* WHAT YOU HAVE TO DO *
Below are some records. Say in a single number how many of their lines include the word "Polygon".

[Figure collection entries]
___
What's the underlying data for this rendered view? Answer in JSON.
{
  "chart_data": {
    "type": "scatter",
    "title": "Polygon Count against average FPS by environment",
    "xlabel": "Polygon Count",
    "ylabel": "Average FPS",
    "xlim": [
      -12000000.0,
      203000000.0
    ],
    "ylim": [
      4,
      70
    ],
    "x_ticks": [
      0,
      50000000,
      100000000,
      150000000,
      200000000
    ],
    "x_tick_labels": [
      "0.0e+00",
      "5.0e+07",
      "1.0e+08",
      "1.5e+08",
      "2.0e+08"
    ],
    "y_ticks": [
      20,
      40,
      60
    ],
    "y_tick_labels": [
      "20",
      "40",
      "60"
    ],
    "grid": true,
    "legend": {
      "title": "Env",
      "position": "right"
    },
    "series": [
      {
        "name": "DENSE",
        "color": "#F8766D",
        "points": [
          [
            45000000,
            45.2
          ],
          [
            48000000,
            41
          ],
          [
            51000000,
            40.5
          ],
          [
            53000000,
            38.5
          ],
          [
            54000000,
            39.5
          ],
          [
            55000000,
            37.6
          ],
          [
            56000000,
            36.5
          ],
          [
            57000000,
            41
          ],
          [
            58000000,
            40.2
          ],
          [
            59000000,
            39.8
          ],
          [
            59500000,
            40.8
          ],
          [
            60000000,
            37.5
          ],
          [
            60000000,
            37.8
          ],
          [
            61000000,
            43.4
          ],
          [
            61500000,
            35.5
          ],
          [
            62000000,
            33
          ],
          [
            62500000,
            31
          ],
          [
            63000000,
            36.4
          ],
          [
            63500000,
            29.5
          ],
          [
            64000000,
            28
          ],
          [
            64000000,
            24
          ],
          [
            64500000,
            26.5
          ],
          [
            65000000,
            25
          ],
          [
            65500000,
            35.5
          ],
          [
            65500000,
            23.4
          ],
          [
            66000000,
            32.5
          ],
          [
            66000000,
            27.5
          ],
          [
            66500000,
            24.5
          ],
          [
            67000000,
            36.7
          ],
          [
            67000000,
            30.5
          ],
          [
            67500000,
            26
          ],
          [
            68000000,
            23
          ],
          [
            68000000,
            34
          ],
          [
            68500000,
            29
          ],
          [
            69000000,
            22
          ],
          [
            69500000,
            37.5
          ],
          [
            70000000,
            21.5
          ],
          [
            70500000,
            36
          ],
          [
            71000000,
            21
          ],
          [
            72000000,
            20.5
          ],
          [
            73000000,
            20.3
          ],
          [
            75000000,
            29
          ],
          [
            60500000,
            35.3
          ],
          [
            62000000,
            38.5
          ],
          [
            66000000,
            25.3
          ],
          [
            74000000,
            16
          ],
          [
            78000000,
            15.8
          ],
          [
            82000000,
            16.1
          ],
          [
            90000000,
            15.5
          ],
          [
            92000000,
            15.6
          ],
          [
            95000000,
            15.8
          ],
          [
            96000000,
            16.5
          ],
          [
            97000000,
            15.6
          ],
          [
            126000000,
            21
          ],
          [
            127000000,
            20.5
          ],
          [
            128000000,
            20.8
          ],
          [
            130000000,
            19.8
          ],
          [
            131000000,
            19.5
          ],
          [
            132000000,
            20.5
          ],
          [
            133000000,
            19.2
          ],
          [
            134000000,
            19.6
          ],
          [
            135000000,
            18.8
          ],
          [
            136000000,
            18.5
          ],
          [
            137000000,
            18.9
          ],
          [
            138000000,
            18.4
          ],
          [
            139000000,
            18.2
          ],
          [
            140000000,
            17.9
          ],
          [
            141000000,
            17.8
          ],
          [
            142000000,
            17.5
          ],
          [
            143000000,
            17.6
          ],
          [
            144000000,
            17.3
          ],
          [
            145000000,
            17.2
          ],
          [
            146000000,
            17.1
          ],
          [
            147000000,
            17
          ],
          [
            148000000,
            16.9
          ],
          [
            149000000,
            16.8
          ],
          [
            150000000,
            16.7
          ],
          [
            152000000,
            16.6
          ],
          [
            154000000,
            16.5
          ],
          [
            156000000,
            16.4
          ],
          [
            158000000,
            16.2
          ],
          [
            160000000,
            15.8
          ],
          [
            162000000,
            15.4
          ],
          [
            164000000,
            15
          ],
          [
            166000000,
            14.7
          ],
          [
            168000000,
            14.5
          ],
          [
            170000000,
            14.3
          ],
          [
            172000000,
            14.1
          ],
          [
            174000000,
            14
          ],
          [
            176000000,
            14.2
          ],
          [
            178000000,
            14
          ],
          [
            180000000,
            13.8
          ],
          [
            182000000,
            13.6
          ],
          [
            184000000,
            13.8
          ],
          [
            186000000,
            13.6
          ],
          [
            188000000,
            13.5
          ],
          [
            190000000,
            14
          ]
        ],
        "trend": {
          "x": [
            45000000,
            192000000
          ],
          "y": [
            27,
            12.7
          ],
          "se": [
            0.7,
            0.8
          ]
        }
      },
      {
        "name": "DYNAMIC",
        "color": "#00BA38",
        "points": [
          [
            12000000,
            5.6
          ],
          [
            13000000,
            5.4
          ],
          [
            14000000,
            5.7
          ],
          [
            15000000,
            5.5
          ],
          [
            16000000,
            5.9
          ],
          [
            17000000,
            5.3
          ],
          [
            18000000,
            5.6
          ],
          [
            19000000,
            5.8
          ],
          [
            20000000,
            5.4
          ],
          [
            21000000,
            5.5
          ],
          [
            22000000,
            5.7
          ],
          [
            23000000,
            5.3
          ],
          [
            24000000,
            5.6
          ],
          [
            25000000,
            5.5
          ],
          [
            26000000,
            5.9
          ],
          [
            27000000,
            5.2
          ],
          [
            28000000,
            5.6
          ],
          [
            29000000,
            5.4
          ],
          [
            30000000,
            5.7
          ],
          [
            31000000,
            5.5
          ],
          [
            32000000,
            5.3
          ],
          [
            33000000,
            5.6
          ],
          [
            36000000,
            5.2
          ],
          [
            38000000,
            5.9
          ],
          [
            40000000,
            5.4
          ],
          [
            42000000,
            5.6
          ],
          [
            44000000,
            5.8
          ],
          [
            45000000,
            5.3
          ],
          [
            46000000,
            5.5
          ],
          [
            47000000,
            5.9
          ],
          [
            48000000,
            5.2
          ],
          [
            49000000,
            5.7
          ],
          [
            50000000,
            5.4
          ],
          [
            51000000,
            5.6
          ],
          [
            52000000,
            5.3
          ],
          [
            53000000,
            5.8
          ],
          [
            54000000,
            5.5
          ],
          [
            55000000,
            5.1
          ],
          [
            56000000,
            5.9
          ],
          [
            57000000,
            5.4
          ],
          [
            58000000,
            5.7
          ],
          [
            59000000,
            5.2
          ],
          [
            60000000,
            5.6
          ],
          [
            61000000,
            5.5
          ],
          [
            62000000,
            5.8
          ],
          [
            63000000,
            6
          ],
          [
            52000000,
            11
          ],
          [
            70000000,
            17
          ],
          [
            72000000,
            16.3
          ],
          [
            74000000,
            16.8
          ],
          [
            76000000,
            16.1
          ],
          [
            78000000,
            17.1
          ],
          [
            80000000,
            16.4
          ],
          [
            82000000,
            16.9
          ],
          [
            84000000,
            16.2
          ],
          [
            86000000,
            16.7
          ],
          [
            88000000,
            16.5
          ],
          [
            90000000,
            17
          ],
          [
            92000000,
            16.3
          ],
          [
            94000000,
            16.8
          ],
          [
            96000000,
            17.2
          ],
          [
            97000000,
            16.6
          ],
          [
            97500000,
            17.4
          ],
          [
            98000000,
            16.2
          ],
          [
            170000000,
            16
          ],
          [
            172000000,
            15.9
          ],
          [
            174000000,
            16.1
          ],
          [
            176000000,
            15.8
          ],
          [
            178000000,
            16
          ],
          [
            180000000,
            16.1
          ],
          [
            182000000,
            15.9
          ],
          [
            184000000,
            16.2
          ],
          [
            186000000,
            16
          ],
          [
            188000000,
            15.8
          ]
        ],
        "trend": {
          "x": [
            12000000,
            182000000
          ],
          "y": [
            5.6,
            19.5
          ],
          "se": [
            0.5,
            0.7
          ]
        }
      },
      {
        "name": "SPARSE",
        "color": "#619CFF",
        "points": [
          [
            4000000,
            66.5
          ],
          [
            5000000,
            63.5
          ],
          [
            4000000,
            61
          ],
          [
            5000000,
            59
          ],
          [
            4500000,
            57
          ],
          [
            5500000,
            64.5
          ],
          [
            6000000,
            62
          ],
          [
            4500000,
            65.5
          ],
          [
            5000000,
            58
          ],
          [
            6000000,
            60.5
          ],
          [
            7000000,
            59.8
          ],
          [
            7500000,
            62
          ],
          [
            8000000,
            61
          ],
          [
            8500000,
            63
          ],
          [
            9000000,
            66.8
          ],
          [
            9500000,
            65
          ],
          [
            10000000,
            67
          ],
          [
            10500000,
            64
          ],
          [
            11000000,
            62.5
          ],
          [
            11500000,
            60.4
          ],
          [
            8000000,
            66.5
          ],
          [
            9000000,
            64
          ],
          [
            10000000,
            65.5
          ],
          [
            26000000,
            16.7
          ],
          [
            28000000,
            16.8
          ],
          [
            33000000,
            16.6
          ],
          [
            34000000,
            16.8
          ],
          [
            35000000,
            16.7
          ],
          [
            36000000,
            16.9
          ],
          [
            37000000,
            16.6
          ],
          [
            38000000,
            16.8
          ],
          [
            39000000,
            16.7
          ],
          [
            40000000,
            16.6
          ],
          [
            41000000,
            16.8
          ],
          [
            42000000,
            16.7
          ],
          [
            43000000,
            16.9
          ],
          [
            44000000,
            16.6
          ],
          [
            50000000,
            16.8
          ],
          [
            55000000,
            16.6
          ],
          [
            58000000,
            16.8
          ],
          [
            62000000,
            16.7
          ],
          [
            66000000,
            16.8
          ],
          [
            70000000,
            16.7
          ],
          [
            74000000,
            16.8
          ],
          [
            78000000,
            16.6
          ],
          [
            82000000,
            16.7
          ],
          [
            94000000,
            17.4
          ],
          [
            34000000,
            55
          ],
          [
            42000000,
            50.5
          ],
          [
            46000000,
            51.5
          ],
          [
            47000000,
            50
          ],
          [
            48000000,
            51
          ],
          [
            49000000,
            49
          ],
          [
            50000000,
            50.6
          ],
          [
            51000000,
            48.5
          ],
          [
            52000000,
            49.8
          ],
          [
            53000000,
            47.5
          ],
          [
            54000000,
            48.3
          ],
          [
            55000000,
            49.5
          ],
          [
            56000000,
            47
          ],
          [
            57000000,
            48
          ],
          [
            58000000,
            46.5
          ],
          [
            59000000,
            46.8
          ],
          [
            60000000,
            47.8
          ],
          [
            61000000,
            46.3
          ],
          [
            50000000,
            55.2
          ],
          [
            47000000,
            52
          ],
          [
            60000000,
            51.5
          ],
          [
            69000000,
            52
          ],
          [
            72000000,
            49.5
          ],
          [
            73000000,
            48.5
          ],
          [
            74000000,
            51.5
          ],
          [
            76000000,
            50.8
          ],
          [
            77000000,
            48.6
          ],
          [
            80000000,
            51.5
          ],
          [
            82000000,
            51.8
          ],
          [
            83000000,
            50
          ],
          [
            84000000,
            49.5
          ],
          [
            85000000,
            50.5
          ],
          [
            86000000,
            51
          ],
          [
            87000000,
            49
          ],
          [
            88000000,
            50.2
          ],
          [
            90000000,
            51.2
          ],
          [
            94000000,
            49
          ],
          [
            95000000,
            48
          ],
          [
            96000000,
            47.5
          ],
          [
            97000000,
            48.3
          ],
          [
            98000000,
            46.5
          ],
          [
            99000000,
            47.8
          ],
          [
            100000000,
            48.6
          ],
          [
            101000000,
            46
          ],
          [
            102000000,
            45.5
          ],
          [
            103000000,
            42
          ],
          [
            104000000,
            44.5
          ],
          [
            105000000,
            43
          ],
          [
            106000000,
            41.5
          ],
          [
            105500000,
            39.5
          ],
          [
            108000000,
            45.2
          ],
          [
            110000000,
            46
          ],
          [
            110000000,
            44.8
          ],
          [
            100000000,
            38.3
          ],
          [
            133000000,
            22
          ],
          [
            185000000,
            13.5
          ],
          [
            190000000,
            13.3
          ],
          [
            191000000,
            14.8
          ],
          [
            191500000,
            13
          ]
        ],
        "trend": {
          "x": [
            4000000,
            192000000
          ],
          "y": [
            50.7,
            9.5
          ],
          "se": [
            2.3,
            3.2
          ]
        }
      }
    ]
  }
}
___
* TASK ANSWER *
2